WHAT IS EXPECTED. All of the records listed below should be retyped exactly.
* * * * * * *
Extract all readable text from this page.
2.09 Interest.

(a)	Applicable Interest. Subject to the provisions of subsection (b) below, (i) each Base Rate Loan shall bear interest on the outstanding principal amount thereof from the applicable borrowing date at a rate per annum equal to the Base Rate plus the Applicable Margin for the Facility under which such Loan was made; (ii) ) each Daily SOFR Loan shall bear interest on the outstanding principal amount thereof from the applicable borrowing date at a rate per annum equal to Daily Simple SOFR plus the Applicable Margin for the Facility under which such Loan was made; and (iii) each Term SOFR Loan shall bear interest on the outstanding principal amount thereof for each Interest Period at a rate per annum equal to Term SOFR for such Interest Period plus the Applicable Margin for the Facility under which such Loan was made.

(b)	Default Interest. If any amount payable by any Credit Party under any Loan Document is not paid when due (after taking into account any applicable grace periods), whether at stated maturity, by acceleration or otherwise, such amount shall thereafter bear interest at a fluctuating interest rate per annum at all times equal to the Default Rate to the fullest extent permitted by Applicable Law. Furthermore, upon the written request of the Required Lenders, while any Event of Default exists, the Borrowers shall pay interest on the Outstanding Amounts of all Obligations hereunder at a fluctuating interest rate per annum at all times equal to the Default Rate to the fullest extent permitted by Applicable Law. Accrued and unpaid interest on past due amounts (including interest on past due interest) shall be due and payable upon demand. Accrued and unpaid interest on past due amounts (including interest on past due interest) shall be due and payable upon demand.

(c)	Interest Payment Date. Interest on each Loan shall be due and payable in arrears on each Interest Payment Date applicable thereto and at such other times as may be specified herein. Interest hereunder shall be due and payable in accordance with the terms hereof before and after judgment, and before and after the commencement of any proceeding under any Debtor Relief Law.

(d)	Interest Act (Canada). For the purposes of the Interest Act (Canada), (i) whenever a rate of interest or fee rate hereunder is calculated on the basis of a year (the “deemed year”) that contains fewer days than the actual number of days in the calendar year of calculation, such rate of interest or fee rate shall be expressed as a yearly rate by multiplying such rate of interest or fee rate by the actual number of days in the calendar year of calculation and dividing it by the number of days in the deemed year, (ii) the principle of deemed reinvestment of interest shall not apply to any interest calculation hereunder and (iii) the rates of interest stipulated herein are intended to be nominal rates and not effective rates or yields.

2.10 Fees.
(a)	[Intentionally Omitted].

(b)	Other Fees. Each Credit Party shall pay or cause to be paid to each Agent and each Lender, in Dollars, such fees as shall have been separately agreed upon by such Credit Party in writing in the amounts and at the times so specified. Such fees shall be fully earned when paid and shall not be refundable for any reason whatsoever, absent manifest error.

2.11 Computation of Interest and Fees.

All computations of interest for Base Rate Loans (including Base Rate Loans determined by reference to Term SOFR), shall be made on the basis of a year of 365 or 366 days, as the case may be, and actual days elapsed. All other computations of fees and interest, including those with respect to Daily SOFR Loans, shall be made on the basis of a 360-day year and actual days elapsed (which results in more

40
* * * * * * *
PROBLEM SOLUTION.
Extract all readable text from this page.
2.09 Interest.

(a)	Applicable Interest. Subject to the provisions of subsection (b) below, (i) each Base Rate Loan shall bear interest on the outstanding principal amount thereof from the applicable borrowing date at a rate per annum equal to the Base Rate plus the Applicable Margin for the Facility under which such Loan was made; (ii) ) each Daily SOFR Loan shall bear interest on the outstanding principal amount thereof from the applicable borrowing date at a rate per annum equal to Daily Simple SOFR plus the Applicable Margin for the Facility under which such Loan was made; and (iii) each Term SOFR Loan shall bear interest on the outstanding principal amount thereof for each Interest Period at a rate per annum equal to Term SOFR for such Interest Period plus the Applicable Margin for the Facility under which such Loan was made.

(b)	Default Interest. If any amount payable by any Credit Party under any Loan Document is not paid when due (after taking into account any applicable grace periods), whether at stated maturity, by acceleration or otherwise, such amount shall thereafter bear interest at a fluctuating interest rate per annum at all times equal to the Default Rate to the fullest extent permitted by Applicable Law. Furthermore, upon the written request of the Required Lenders, while any Event of Default exists, the Borrowers shall pay interest on the Outstanding Amounts of all Obligations hereunder at a fluctuating interest rate per annum at all times equal to the Default Rate to the fullest extent permitted by Applicable Law. Accrued and unpaid interest on past due amounts (including interest on past due interest) shall be due and payable upon demand. Accrued and unpaid interest on past due amounts (including interest on past due interest) shall be due and payable upon demand.

(c)	Interest Payment Date. Interest on each Loan shall be due and payable in arrears on each Interest Payment Date applicable thereto and at such other times as may be specified herein. Interest hereunder shall be due and payable in accordance with the terms hereof before and after judgment, and before and after the commencement of any proceeding under any Debtor Relief Law.

(d)	Interest Act (Canada). For the purposes of the Interest Act (Canada), (i) whenever a rate of interest or fee rate hereunder is calculated on the basis of a year (the “deemed year”) that contains fewer days than the actual number of days in the calendar year of calculation, such rate of interest or fee rate shall be expressed as a yearly rate by multiplying such rate of interest or fee rate by the actual number of days in the calendar year of calculation and dividing it by the number of days in the deemed year, (ii) the principle of deemed reinvestment of interest shall not apply to any interest calculation hereunder and (iii) the rates of interest stipulated herein are intended to be nominal rates and not effective rates or yields.

2.10 Fees.
(a)	[Intentionally Omitted].

(b)	Other Fees. Each Credit Party shall pay or cause to be paid to each Agent and each Lender, in Dollars, such fees as shall have been separately agreed upon by such Credit Party in writing in the amounts and at the times so specified. Such fees shall be fully earned when paid and shall not be refundable for any reason whatsoever, absent manifest error.

2.11 Computation of Interest and Fees.

All computations of interest for Base Rate Loans (including Base Rate Loans determined by reference to Term SOFR), shall be made on the basis of a year of 365 or 366 days, as the case may be, and actual days elapsed. All other computations of fees and interest, including those with respect to Daily SOFR Loans, shall be made on the basis of a 360-day year and actual days elapsed (which results in more

40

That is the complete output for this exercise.